What is needed: Your task is to filter the data below down to the lines holding "닭가슴살볼".

___ Dataset entries ___

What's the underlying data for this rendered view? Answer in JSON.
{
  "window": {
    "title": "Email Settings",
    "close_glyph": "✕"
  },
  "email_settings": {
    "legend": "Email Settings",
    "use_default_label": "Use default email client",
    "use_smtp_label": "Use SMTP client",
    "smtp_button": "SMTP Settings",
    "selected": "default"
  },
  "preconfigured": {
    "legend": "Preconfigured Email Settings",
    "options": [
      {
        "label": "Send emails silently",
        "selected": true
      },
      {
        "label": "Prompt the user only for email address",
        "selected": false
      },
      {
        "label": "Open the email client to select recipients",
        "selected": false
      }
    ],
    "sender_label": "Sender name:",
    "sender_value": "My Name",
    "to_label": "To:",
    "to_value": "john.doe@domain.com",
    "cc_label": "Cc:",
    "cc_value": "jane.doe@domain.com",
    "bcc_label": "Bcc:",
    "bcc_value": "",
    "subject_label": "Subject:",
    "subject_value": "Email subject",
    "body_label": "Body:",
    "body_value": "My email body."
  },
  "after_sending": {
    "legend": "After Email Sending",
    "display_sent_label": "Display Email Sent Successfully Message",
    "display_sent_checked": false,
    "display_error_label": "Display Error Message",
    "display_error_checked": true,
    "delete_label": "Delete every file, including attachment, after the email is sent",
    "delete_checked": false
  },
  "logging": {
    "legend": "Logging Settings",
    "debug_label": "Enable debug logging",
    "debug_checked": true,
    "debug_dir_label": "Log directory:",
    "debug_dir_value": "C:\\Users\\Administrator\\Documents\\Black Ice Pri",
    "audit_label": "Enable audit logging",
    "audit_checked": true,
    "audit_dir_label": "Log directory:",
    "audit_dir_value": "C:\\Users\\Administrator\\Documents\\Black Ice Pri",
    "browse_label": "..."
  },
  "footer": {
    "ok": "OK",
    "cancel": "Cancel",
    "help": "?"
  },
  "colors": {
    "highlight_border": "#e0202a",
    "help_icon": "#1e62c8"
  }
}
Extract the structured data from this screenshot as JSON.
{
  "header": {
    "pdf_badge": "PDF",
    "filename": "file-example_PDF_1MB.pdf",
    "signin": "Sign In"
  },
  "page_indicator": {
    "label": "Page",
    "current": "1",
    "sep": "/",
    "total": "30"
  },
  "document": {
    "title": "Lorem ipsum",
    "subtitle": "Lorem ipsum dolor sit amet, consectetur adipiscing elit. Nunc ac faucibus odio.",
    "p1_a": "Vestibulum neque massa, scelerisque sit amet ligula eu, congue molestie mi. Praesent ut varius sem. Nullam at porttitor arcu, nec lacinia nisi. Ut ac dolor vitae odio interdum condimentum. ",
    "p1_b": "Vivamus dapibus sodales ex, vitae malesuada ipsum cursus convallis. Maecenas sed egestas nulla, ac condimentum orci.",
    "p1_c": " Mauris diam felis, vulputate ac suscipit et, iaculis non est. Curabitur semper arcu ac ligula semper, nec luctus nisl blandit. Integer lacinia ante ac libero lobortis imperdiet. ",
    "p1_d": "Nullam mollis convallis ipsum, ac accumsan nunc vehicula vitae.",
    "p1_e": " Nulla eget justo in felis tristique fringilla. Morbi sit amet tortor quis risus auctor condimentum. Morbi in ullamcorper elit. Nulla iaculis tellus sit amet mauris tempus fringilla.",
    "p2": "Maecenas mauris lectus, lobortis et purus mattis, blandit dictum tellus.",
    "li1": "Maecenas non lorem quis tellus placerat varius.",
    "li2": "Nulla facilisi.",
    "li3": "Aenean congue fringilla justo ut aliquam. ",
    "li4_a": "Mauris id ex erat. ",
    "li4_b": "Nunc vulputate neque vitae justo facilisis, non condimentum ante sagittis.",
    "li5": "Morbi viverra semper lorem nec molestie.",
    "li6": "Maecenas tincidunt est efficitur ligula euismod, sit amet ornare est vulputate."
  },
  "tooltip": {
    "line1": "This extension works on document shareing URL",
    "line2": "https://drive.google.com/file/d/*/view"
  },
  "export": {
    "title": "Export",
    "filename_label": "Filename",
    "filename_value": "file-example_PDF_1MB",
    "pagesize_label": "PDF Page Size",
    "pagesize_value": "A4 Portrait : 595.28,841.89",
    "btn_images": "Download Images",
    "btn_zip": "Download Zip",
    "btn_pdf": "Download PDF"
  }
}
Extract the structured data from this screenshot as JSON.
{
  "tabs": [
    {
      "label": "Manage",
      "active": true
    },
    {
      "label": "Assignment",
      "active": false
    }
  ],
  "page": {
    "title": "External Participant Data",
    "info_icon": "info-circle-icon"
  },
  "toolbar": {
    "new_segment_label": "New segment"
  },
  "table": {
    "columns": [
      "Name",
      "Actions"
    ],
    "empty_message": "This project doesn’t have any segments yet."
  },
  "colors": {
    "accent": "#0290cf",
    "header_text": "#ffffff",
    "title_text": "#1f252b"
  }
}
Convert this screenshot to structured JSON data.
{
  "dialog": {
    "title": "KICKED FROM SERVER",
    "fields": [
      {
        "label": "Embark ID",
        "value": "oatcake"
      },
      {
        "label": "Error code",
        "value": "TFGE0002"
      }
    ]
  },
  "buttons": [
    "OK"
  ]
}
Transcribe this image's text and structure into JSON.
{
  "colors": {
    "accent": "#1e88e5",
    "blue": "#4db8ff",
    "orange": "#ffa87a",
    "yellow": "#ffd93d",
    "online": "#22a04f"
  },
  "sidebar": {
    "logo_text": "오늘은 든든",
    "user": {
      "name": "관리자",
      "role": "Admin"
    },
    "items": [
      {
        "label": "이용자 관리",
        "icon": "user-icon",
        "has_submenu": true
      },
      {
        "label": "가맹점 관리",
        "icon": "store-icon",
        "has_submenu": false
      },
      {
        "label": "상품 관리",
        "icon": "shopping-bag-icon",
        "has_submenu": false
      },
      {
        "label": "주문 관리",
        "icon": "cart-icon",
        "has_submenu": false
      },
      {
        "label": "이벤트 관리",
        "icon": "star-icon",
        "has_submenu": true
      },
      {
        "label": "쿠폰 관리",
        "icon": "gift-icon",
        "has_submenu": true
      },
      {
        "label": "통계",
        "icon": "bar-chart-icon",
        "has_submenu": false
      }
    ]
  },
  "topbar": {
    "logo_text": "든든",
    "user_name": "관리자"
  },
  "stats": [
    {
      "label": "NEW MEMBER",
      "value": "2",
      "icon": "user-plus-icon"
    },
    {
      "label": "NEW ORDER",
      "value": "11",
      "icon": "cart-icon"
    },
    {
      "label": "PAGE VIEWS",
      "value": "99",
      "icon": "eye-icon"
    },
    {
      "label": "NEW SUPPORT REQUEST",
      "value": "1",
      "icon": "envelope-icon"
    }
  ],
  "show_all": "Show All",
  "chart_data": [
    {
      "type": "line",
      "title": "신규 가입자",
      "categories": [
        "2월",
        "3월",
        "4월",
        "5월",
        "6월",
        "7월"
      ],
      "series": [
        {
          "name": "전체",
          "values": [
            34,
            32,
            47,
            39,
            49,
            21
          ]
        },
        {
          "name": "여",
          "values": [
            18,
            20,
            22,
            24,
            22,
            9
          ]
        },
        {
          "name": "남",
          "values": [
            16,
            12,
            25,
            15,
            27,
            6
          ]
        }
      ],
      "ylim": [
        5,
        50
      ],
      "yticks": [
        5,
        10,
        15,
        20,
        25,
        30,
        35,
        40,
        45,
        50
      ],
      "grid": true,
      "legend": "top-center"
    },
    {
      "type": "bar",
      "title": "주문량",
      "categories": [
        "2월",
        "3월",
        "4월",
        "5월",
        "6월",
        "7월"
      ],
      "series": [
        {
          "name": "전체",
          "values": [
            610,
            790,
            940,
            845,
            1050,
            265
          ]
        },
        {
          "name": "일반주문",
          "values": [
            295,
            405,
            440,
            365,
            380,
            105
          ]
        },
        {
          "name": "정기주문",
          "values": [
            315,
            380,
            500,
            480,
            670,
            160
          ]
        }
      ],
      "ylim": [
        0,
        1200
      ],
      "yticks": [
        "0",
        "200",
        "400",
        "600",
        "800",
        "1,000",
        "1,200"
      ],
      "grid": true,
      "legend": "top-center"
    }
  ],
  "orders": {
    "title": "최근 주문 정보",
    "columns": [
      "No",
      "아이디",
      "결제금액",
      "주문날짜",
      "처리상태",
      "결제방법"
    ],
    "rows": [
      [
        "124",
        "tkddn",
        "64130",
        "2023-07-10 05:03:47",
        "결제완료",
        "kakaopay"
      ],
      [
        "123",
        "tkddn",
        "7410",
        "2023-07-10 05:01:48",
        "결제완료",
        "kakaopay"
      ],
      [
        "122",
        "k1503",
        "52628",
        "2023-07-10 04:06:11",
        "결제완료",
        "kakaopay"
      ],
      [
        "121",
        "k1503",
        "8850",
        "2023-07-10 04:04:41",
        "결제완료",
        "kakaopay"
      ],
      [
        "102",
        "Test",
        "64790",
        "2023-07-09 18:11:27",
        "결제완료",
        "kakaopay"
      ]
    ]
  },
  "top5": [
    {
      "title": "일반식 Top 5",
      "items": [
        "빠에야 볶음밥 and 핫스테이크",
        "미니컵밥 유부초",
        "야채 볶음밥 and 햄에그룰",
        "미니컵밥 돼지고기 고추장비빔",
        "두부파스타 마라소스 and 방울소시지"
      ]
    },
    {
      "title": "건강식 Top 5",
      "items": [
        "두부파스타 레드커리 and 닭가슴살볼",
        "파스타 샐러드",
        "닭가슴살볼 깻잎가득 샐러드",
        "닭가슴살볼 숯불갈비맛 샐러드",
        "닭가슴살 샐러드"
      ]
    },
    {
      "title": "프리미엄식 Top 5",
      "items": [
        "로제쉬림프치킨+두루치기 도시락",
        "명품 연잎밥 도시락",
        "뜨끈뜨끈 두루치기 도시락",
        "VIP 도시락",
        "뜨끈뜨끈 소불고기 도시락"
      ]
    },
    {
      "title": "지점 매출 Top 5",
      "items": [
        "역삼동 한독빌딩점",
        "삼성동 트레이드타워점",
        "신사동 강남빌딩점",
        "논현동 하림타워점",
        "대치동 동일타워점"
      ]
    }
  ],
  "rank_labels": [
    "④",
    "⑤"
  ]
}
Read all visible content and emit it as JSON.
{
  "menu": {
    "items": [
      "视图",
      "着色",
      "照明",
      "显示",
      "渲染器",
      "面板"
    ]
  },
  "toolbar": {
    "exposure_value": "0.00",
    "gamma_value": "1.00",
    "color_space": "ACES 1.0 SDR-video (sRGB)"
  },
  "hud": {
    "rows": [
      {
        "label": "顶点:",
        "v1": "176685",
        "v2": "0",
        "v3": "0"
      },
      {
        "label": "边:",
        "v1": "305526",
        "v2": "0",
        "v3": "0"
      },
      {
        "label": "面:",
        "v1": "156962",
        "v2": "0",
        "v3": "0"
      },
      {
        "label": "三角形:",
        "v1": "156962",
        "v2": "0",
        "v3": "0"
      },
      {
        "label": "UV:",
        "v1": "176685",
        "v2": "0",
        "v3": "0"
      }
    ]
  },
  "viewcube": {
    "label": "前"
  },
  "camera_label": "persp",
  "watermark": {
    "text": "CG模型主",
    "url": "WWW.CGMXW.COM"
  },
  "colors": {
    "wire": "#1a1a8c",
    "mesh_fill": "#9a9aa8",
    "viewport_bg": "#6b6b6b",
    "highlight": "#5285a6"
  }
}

___

Reply:
        "두부파스타 레드커리 and 닭가슴살볼",
        "닭가슴살볼 깻잎가득 샐러드",
        "닭가슴살볼 숯불갈비맛 샐러드",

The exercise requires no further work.